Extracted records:

+ + + + +

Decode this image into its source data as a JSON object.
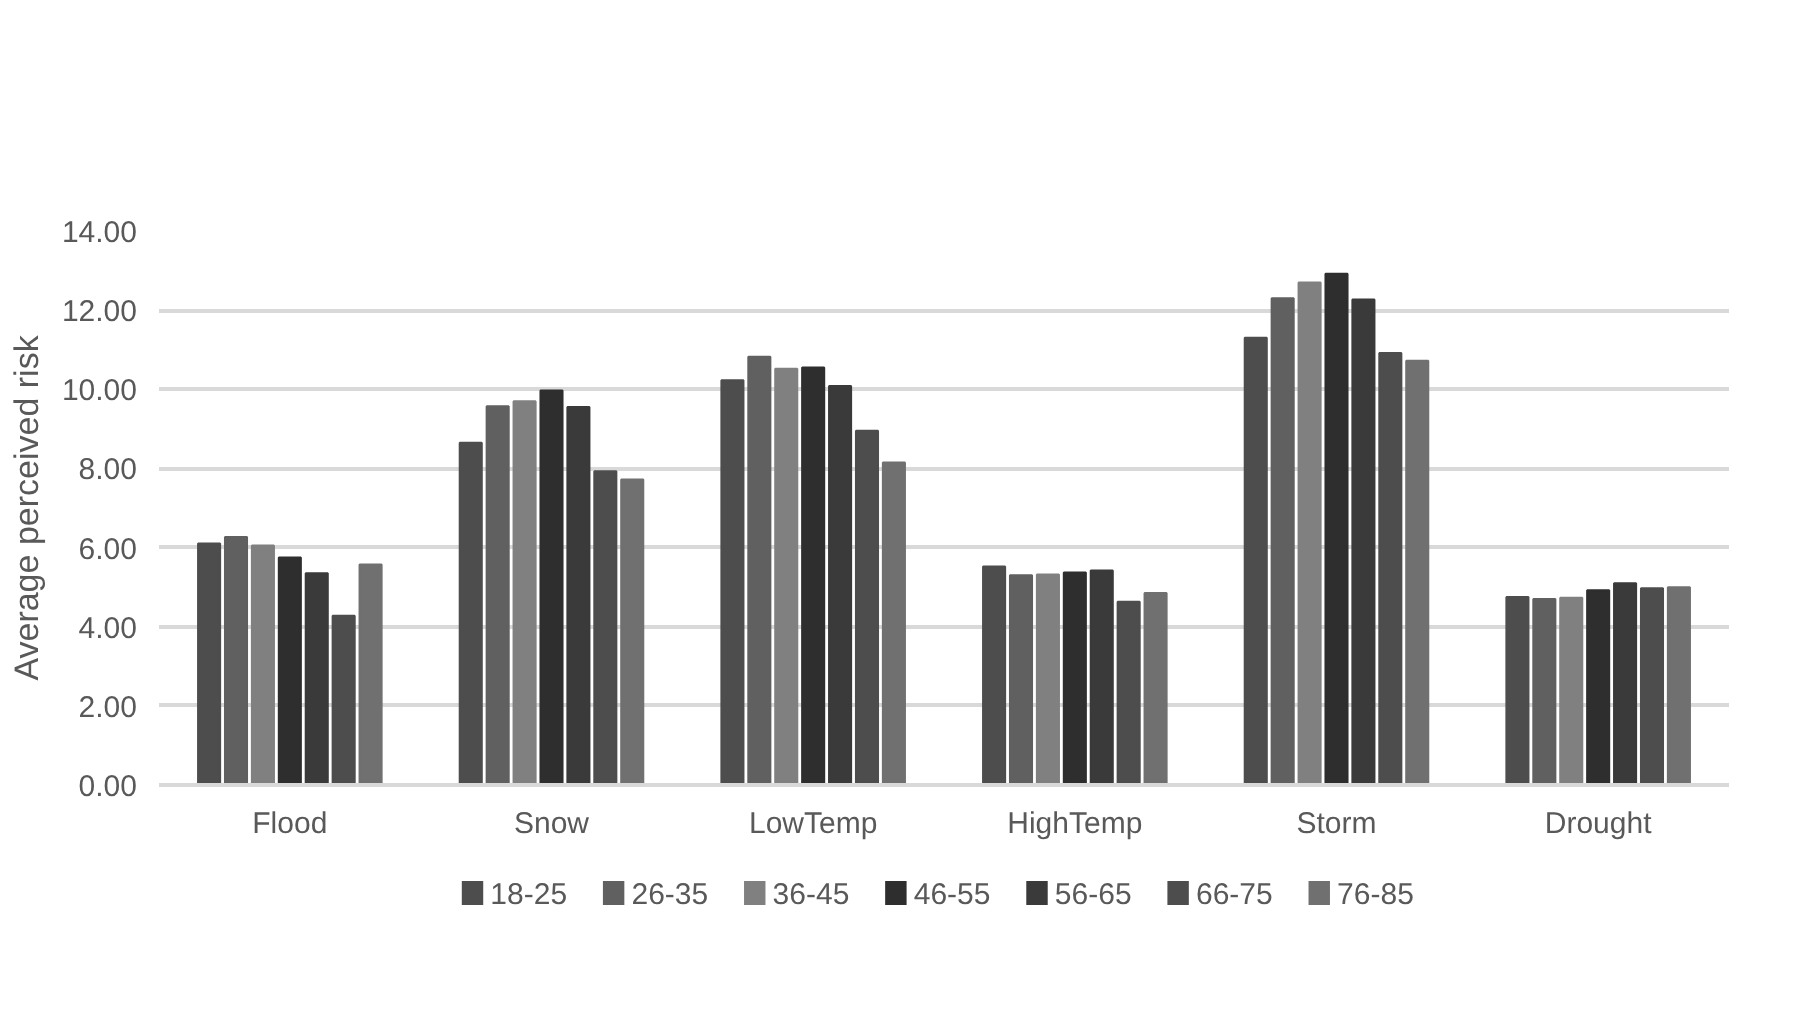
{
  "chart_data": {
    "type": "bar",
    "ylabel": "Average perceived risk",
    "categories": [
      "Flood",
      "Snow",
      "LowTemp",
      "HighTemp",
      "Storm",
      "Drought"
    ],
    "series": [
      {
        "name": "18-25",
        "color": "#4d4d4d",
        "values": [
          6.1,
          8.65,
          10.23,
          5.52,
          11.3,
          4.75
        ]
      },
      {
        "name": "26-35",
        "color": "#606060",
        "values": [
          6.27,
          9.57,
          10.82,
          5.3,
          12.3,
          4.7
        ]
      },
      {
        "name": "36-45",
        "color": "#808080",
        "values": [
          6.05,
          9.7,
          10.52,
          5.32,
          12.7,
          4.73
        ]
      },
      {
        "name": "46-55",
        "color": "#2e2e2e",
        "values": [
          5.75,
          9.97,
          10.55,
          5.37,
          12.92,
          4.92
        ]
      },
      {
        "name": "56-65",
        "color": "#3a3a3a",
        "values": [
          5.35,
          9.55,
          10.08,
          5.42,
          12.27,
          5.1
        ]
      },
      {
        "name": "66-75",
        "color": "#4d4d4d",
        "values": [
          4.28,
          7.93,
          8.95,
          4.63,
          10.92,
          4.97
        ]
      },
      {
        "name": "76-85",
        "color": "#707070",
        "values": [
          5.57,
          7.72,
          8.15,
          4.85,
          10.72,
          5.0
        ]
      }
    ],
    "ylim": [
      0,
      14
    ],
    "yticks": [
      {
        "value": 0,
        "label": "0.00"
      },
      {
        "value": 2,
        "label": "2.00"
      },
      {
        "value": 4,
        "label": "4.00"
      },
      {
        "value": 6,
        "label": "6.00"
      },
      {
        "value": 8,
        "label": "8.00"
      },
      {
        "value": 10,
        "label": "10.00"
      },
      {
        "value": 12,
        "label": "12.00"
      },
      {
        "value": 14,
        "label": "14.00"
      }
    ],
    "grid": "y",
    "legend": "bottom"
  }
}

+ + + + +

-- INSTRUCTION --
Omit every picture, then reproduce the rest of the listing exactly.

-- SOLUTION TO THIS PROBLEM --
Decode this image into its source data as a JSON object.
{
  "chart_data": {
    "type": "bar",
    "ylabel": "Average perceived risk",
    "categories": [
      "Flood",
      "Snow",
      "LowTemp",
      "HighTemp",
      "Storm",
      "Drought"
    ],
    "series": [
      {
        "name": "18-25",
        "color": "#4d4d4d",
        "values": [
          6.1,
          8.65,
          10.23,
          5.52,
          11.3,
          4.75
        ]
      },
      {
        "name": "26-35",
        "color": "#606060",
        "values": [
          6.27,
          9.57,
          10.82,
          5.3,
          12.3,
          4.7
        ]
      },
      {
        "name": "36-45",
        "color": "#808080",
        "values": [
          6.05,
          9.7,
          10.52,
          5.32,
          12.7,
          4.73
        ]
      },
      {
        "name": "46-55",
        "color": "#2e2e2e",
        "values": [
          5.75,
          9.97,
          10.55,
          5.37,
          12.92,
          4.92
        ]
      },
      {
        "name": "56-65",
        "color": "#3a3a3a",
        "values": [
          5.35,
          9.55,
          10.08,
          5.42,
          12.27,
          5.1
        ]
      },
      {
        "name": "66-75",
        "color": "#4d4d4d",
        "values": [
          4.28,
          7.93,
          8.95,
          4.63,
          10.92,
          4.97
        ]
      },
      {
        "name": "76-85",
        "color": "#707070",
        "values": [
          5.57,
          7.72,
          8.15,
          4.85,
          10.72,
          5.0
        ]
      }
    ],
    "ylim": [
      0,
      14
    ],
    "yticks": [
      {
        "value": 0,
        "label": "0.00"
      },
      {
        "value": 2,
        "label": "2.00"
      },
      {
        "value": 4,
        "label": "4.00"
      },
      {
        "value": 6,
        "label": "6.00"
      },
      {
        "value": 8,
        "label": "8.00"
      },
      {
        "value": 10,
        "label": "10.00"
      },
      {
        "value": 12,
        "label": "12.00"
      },
      {
        "value": 14,
        "label": "14.00"
      }
    ],
    "grid": "y",
    "legend": "bottom"
  }
}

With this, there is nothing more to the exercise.